Structured figure records

————

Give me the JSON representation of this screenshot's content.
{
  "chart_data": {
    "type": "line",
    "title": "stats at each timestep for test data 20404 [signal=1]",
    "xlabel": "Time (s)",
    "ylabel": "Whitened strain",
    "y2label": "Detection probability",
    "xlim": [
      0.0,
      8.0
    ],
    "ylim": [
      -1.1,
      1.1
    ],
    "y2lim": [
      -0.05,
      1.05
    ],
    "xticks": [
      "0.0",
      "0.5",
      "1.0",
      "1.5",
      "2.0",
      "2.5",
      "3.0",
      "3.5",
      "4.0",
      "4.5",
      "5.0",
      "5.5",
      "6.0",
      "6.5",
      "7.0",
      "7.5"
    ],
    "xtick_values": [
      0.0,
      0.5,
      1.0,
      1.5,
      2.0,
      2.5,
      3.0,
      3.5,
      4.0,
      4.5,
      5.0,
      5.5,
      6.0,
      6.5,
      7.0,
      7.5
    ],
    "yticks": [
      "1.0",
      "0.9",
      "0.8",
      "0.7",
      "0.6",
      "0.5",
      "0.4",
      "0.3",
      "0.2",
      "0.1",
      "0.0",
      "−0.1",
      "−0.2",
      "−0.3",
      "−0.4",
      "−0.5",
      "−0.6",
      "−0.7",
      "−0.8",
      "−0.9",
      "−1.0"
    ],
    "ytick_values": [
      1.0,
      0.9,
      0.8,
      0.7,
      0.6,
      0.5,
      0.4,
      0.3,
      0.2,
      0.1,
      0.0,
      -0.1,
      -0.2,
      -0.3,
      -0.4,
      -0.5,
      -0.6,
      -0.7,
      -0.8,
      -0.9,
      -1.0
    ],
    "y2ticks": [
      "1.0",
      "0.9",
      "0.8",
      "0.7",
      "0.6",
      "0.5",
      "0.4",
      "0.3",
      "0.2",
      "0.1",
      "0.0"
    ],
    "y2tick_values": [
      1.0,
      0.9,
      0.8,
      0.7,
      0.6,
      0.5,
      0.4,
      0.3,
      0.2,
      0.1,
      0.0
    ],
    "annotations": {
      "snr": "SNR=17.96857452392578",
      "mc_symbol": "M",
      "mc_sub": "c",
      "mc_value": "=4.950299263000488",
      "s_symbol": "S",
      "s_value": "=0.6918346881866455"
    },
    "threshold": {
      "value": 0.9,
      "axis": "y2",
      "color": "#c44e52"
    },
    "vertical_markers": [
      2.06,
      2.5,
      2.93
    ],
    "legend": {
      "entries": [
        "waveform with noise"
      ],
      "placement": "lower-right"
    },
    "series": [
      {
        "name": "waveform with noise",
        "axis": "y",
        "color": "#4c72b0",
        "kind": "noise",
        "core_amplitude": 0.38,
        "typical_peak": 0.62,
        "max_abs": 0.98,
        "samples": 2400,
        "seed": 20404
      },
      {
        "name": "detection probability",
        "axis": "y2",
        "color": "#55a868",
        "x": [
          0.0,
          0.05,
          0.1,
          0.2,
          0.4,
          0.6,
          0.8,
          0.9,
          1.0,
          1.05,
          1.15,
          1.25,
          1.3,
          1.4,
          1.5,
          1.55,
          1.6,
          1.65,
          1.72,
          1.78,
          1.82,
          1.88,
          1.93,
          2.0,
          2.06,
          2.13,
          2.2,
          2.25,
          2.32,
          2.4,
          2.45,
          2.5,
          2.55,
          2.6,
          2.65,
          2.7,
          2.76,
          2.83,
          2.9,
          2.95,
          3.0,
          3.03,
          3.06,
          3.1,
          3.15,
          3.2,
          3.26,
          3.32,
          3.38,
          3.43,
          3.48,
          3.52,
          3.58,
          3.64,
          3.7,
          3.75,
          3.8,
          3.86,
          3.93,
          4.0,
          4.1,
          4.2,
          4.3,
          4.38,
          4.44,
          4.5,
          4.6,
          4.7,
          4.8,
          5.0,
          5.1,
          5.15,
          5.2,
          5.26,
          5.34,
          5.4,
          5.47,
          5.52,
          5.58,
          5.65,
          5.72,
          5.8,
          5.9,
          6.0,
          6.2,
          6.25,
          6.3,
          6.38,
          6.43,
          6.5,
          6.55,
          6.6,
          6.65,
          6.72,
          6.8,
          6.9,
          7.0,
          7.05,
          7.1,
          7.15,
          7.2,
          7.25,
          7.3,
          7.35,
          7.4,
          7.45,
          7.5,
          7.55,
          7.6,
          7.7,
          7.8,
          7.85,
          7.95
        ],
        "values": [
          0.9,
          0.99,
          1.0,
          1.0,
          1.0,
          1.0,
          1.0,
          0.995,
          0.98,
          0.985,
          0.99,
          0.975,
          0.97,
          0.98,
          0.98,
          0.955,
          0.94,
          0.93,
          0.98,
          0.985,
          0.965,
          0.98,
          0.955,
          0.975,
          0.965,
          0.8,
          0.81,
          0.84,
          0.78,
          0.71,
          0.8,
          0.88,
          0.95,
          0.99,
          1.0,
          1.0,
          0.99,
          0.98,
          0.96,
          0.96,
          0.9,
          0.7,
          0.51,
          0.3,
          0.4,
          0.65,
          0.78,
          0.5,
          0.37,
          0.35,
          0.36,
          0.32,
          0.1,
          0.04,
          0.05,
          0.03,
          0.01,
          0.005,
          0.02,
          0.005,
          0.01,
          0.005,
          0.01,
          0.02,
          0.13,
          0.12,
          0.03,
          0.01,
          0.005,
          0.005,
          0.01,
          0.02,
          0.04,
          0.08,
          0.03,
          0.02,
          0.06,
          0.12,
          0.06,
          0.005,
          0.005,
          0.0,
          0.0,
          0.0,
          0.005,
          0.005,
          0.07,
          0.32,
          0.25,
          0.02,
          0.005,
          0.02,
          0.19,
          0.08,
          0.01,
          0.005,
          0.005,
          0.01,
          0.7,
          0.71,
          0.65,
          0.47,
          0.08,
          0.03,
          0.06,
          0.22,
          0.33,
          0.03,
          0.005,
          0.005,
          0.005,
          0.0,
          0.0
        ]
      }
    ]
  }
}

————

What you are asked to do
Write out the data exactly as it stands.

Result of this task
Give me the JSON representation of this screenshot's content.
{
  "chart_data": {
    "type": "line",
    "title": "stats at each timestep for test data 20404 [signal=1]",
    "xlabel": "Time (s)",
    "ylabel": "Whitened strain",
    "y2label": "Detection probability",
    "xlim": [
      0.0,
      8.0
    ],
    "ylim": [
      -1.1,
      1.1
    ],
    "y2lim": [
      -0.05,
      1.05
    ],
    "xticks": [
      "0.0",
      "0.5",
      "1.0",
      "1.5",
      "2.0",
      "2.5",
      "3.0",
      "3.5",
      "4.0",
      "4.5",
      "5.0",
      "5.5",
      "6.0",
      "6.5",
      "7.0",
      "7.5"
    ],
    "xtick_values": [
      0.0,
      0.5,
      1.0,
      1.5,
      2.0,
      2.5,
      3.0,
      3.5,
      4.0,
      4.5,
      5.0,
      5.5,
      6.0,
      6.5,
      7.0,
      7.5
    ],
    "yticks": [
      "1.0",
      "0.9",
      "0.8",
      "0.7",
      "0.6",
      "0.5",
      "0.4",
      "0.3",
      "0.2",
      "0.1",
      "0.0",
      "−0.1",
      "−0.2",
      "−0.3",
      "−0.4",
      "−0.5",
      "−0.6",
      "−0.7",
      "−0.8",
      "−0.9",
      "−1.0"
    ],
    "ytick_values": [
      1.0,
      0.9,
      0.8,
      0.7,
      0.6,
      0.5,
      0.4,
      0.3,
      0.2,
      0.1,
      0.0,
      -0.1,
      -0.2,
      -0.3,
      -0.4,
      -0.5,
      -0.6,
      -0.7,
      -0.8,
      -0.9,
      -1.0
    ],
    "y2ticks": [
      "1.0",
      "0.9",
      "0.8",
      "0.7",
      "0.6",
      "0.5",
      "0.4",
      "0.3",
      "0.2",
      "0.1",
      "0.0"
    ],
    "y2tick_values": [
      1.0,
      0.9,
      0.8,
      0.7,
      0.6,
      0.5,
      0.4,
      0.3,
      0.2,
      0.1,
      0.0
    ],
    "annotations": {
      "snr": "SNR=17.96857452392578",
      "mc_symbol": "M",
      "mc_sub": "c",
      "mc_value": "=4.950299263000488",
      "s_symbol": "S",
      "s_value": "=0.6918346881866455"
    },
    "threshold": {
      "value": 0.9,
      "axis": "y2",
      "color": "#c44e52"
    },
    "vertical_markers": [
      2.06,
      2.5,
      2.93
    ],
    "legend": {
      "entries": [
        "waveform with noise"
      ],
      "placement": "lower-right"
    },
    "series": [
      {
        "name": "waveform with noise",
        "axis": "y",
        "color": "#4c72b0",
        "kind": "noise",
        "core_amplitude": 0.38,
        "typical_peak": 0.62,
        "max_abs": 0.98,
        "samples": 2400,
        "seed": 20404
      },
      {
        "name": "detection probability",
        "axis": "y2",
        "color": "#55a868",
        "x": [
          0.0,
          0.05,
          0.1,
          0.2,
          0.4,
          0.6,
          0.8,
          0.9,
          1.0,
          1.05,
          1.15,
          1.25,
          1.3,
          1.4,
          1.5,
          1.55,
          1.6,
          1.65,
          1.72,
          1.78,
          1.82,
          1.88,
          1.93,
          2.0,
          2.06,
          2.13,
          2.2,
          2.25,
          2.32,
          2.4,
          2.45,
          2.5,
          2.55,
          2.6,
          2.65,
          2.7,
          2.76,
          2.83,
          2.9,
          2.95,
          3.0,
          3.03,
          3.06,
          3.1,
          3.15,
          3.2,
          3.26,
          3.32,
          3.38,
          3.43,
          3.48,
          3.52,
          3.58,
          3.64,
          3.7,
          3.75,
          3.8,
          3.86,
          3.93,
          4.0,
          4.1,
          4.2,
          4.3,
          4.38,
          4.44,
          4.5,
          4.6,
          4.7,
          4.8,
          5.0,
          5.1,
          5.15,
          5.2,
          5.26,
          5.34,
          5.4,
          5.47,
          5.52,
          5.58,
          5.65,
          5.72,
          5.8,
          5.9,
          6.0,
          6.2,
          6.25,
          6.3,
          6.38,
          6.43,
          6.5,
          6.55,
          6.6,
          6.65,
          6.72,
          6.8,
          6.9,
          7.0,
          7.05,
          7.1,
          7.15,
          7.2,
          7.25,
          7.3,
          7.35,
          7.4,
          7.45,
          7.5,
          7.55,
          7.6,
          7.7,
          7.8,
          7.85,
          7.95
        ],
        "values": [
          0.9,
          0.99,
          1.0,
          1.0,
          1.0,
          1.0,
          1.0,
          0.995,
          0.98,
          0.985,
          0.99,
          0.975,
          0.97,
          0.98,
          0.98,
          0.955,
          0.94,
          0.93,
          0.98,
          0.985,
          0.965,
          0.98,
          0.955,
          0.975,
          0.965,
          0.8,
          0.81,
          0.84,
          0.78,
          0.71,
          0.8,
          0.88,
          0.95,
          0.99,
          1.0,
          1.0,
          0.99,
          0.98,
          0.96,
          0.96,
          0.9,
          0.7,
          0.51,
          0.3,
          0.4,
          0.65,
          0.78,
          0.5,
          0.37,
          0.35,
          0.36,
          0.32,
          0.1,
          0.04,
          0.05,
          0.03,
          0.01,
          0.005,
          0.02,
          0.005,
          0.01,
          0.005,
          0.01,
          0.02,
          0.13,
          0.12,
          0.03,
          0.01,
          0.005,
          0.005,
          0.01,
          0.02,
          0.04,
          0.08,
          0.03,
          0.02,
          0.06,
          0.12,
          0.06,
          0.005,
          0.005,
          0.0,
          0.0,
          0.0,
          0.005,
          0.005,
          0.07,
          0.32,
          0.25,
          0.02,
          0.005,
          0.02,
          0.19,
          0.08,
          0.01,
          0.005,
          0.005,
          0.01,
          0.7,
          0.71,
          0.65,
          0.47,
          0.08,
          0.03,
          0.06,
          0.22,
          0.33,
          0.03,
          0.005,
          0.005,
          0.005,
          0.0,
          0.0
        ]
      }
    ]
  }
}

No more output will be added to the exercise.